### To be done
Return the listing below word for word.

═════ Dataset entries

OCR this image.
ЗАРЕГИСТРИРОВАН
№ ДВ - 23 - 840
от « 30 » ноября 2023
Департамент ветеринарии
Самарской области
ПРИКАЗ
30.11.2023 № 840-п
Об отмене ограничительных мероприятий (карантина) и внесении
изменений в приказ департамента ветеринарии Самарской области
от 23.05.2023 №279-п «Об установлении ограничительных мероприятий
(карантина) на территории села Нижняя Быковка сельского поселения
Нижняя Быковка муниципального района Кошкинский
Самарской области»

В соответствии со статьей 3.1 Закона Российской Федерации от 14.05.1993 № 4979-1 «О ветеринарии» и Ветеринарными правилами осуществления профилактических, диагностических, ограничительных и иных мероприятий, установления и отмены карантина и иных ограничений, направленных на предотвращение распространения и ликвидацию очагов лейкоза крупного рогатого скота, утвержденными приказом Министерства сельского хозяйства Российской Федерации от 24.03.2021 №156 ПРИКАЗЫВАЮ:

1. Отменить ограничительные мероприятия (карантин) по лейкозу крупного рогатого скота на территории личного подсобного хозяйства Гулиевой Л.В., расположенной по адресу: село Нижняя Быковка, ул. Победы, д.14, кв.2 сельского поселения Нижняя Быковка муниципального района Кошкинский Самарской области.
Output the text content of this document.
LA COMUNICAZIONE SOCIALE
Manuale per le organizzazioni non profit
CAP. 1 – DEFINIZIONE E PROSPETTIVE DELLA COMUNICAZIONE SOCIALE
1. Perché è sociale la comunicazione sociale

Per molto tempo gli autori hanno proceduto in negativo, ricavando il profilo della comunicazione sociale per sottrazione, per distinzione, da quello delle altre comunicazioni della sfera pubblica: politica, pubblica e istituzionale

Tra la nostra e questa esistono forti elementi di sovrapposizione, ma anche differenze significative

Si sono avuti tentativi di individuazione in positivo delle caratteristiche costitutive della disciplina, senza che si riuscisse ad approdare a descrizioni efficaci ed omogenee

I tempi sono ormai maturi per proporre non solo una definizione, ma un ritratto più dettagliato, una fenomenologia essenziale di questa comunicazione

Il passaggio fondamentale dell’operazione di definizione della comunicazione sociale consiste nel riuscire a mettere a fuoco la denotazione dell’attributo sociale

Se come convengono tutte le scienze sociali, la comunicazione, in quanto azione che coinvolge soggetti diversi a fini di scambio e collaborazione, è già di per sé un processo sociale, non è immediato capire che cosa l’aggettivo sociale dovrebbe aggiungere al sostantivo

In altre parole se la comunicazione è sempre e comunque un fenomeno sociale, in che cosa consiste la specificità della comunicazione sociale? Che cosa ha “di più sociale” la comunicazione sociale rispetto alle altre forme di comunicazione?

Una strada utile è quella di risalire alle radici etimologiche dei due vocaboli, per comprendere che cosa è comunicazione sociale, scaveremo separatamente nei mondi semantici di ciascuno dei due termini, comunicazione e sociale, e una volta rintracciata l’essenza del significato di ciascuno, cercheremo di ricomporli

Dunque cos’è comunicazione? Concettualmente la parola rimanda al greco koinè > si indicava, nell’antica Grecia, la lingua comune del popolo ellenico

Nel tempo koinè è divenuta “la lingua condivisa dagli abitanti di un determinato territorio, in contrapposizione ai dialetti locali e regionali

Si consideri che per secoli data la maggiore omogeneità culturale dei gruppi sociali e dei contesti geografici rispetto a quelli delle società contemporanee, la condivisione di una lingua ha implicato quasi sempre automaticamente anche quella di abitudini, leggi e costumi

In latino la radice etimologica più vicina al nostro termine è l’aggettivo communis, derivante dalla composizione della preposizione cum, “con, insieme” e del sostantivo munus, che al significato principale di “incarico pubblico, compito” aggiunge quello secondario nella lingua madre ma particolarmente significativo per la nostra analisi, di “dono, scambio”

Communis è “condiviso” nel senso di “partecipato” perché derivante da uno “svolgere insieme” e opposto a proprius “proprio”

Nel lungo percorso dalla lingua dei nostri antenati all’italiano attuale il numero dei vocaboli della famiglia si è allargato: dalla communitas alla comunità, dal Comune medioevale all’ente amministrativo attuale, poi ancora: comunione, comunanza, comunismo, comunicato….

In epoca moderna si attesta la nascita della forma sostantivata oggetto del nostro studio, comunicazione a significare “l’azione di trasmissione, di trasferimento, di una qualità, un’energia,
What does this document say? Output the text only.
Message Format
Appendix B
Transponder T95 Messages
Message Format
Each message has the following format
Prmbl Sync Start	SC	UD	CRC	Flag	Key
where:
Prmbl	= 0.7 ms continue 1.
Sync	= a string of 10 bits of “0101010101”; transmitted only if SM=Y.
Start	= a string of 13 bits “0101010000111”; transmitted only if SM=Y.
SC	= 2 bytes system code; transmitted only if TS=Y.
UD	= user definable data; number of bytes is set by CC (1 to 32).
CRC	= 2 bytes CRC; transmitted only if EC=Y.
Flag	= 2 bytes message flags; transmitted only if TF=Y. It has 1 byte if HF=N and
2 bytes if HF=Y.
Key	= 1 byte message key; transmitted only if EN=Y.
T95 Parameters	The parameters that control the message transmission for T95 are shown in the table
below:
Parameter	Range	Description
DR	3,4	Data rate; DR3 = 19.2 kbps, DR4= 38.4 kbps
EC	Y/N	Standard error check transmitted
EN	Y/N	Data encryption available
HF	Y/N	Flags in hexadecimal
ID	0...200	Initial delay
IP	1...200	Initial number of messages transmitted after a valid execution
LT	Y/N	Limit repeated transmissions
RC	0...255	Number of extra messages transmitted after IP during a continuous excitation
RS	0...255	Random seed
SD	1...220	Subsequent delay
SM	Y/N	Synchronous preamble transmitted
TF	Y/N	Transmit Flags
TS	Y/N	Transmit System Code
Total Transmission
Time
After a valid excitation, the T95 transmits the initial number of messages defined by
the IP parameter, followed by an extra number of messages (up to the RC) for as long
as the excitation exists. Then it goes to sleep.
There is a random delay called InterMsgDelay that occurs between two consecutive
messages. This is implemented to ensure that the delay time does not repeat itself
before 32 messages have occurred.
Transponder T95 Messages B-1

══════════

### Output for this task
OCR this image.
ЗАРЕГИСТРИРОВАН
№ ДВ - 23 - 840
от « 30 » ноября 2023
Департамент ветеринарии
Самарской области
ПРИКАЗ
30.11.2023 № 840-п
Об отмене ограничительных мероприятий (карантина) и внесении
изменений в приказ департамента ветеринарии Самарской области
от 23.05.2023 №279-п «Об установлении ограничительных мероприятий
(карантина) на территории села Нижняя Быковка сельского поселения
Нижняя Быковка муниципального района Кошкинский
Самарской области»

В соответствии со статьей 3.1 Закона Российской Федерации от 14.05.1993 № 4979-1 «О ветеринарии» и Ветеринарными правилами осуществления профилактических, диагностических, ограничительных и иных мероприятий, установления и отмены карантина и иных ограничений, направленных на предотвращение распространения и ликвидацию очагов лейкоза крупного рогатого скота, утвержденными приказом Министерства сельского хозяйства Российской Федерации от 24.03.2021 №156 ПРИКАЗЫВАЮ:

1. Отменить ограничительные мероприятия (карантин) по лейкозу крупного рогатого скота на территории личного подсобного хозяйства Гулиевой Л.В., расположенной по адресу: село Нижняя Быковка, ул. Победы, д.14, кв.2 сельского поселения Нижняя Быковка муниципального района Кошкинский Самарской области.
Output the text content of this document.
LA COMUNICAZIONE SOCIALE
Manuale per le organizzazioni non profit
CAP. 1 – DEFINIZIONE E PROSPETTIVE DELLA COMUNICAZIONE SOCIALE
1. Perché è sociale la comunicazione sociale

Per molto tempo gli autori hanno proceduto in negativo, ricavando il profilo della comunicazione sociale per sottrazione, per distinzione, da quello delle altre comunicazioni della sfera pubblica: politica, pubblica e istituzionale

Tra la nostra e questa esistono forti elementi di sovrapposizione, ma anche differenze significative

Si sono avuti tentativi di individuazione in positivo delle caratteristiche costitutive della disciplina, senza che si riuscisse ad approdare a descrizioni efficaci ed omogenee

I tempi sono ormai maturi per proporre non solo una definizione, ma un ritratto più dettagliato, una fenomenologia essenziale di questa comunicazione

Il passaggio fondamentale dell’operazione di definizione della comunicazione sociale consiste nel riuscire a mettere a fuoco la denotazione dell’attributo sociale

Se come convengono tutte le scienze sociali, la comunicazione, in quanto azione che coinvolge soggetti diversi a fini di scambio e collaborazione, è già di per sé un processo sociale, non è immediato capire che cosa l’aggettivo sociale dovrebbe aggiungere al sostantivo

In altre parole se la comunicazione è sempre e comunque un fenomeno sociale, in che cosa consiste la specificità della comunicazione sociale? Che cosa ha “di più sociale” la comunicazione sociale rispetto alle altre forme di comunicazione?

Una strada utile è quella di risalire alle radici etimologiche dei due vocaboli, per comprendere che cosa è comunicazione sociale, scaveremo separatamente nei mondi semantici di ciascuno dei due termini, comunicazione e sociale, e una volta rintracciata l’essenza del significato di ciascuno, cercheremo di ricomporli

Dunque cos’è comunicazione? Concettualmente la parola rimanda al greco koinè > si indicava, nell’antica Grecia, la lingua comune del popolo ellenico

Nel tempo koinè è divenuta “la lingua condivisa dagli abitanti di un determinato territorio, in contrapposizione ai dialetti locali e regionali

Si consideri che per secoli data la maggiore omogeneità culturale dei gruppi sociali e dei contesti geografici rispetto a quelli delle società contemporanee, la condivisione di una lingua ha implicato quasi sempre automaticamente anche quella di abitudini, leggi e costumi

In latino la radice etimologica più vicina al nostro termine è l’aggettivo communis, derivante dalla composizione della preposizione cum, “con, insieme” e del sostantivo munus, che al significato principale di “incarico pubblico, compito” aggiunge quello secondario nella lingua madre ma particolarmente significativo per la nostra analisi, di “dono, scambio”

Communis è “condiviso” nel senso di “partecipato” perché derivante da uno “svolgere insieme” e opposto a proprius “proprio”

Nel lungo percorso dalla lingua dei nostri antenati all’italiano attuale il numero dei vocaboli della famiglia si è allargato: dalla communitas alla comunità, dal Comune medioevale all’ente amministrativo attuale, poi ancora: comunione, comunanza, comunismo, comunicato….

In epoca moderna si attesta la nascita della forma sostantivata oggetto del nostro studio, comunicazione a significare “l’azione di trasmissione, di trasferimento, di una qualità, un’energia,
What does this document say? Output the text only.
Message Format
Appendix B
Transponder T95 Messages
Message Format
Each message has the following format
Prmbl Sync Start	SC	UD	CRC	Flag	Key
where:
Prmbl	= 0.7 ms continue 1.
Sync	= a string of 10 bits of “0101010101”; transmitted only if SM=Y.
Start	= a string of 13 bits “0101010000111”; transmitted only if SM=Y.
SC	= 2 bytes system code; transmitted only if TS=Y.
UD	= user definable data; number of bytes is set by CC (1 to 32).
CRC	= 2 bytes CRC; transmitted only if EC=Y.
Flag	= 2 bytes message flags; transmitted only if TF=Y. It has 1 byte if HF=N and
2 bytes if HF=Y.
Key	= 1 byte message key; transmitted only if EN=Y.
T95 Parameters	The parameters that control the message transmission for T95 are shown in the table
below:
Parameter	Range	Description
DR	3,4	Data rate; DR3 = 19.2 kbps, DR4= 38.4 kbps
EC	Y/N	Standard error check transmitted
EN	Y/N	Data encryption available
HF	Y/N	Flags in hexadecimal
ID	0...200	Initial delay
IP	1...200	Initial number of messages transmitted after a valid execution
LT	Y/N	Limit repeated transmissions
RC	0...255	Number of extra messages transmitted after IP during a continuous excitation
RS	0...255	Random seed
SD	1...220	Subsequent delay
SM	Y/N	Synchronous preamble transmitted
TF	Y/N	Transmit Flags
TS	Y/N	Transmit System Code
Total Transmission
Time
After a valid excitation, the T95 transmits the initial number of messages defined by
the IP parameter, followed by an extra number of messages (up to the RC) for as long
as the excitation exists. Then it goes to sleep.
There is a random delay called InterMsgDelay that occurs between two consecutive
messages. This is implemented to ensure that the delay time does not repeat itself
before 32 messages have occurred.
Transponder T95 Messages B-1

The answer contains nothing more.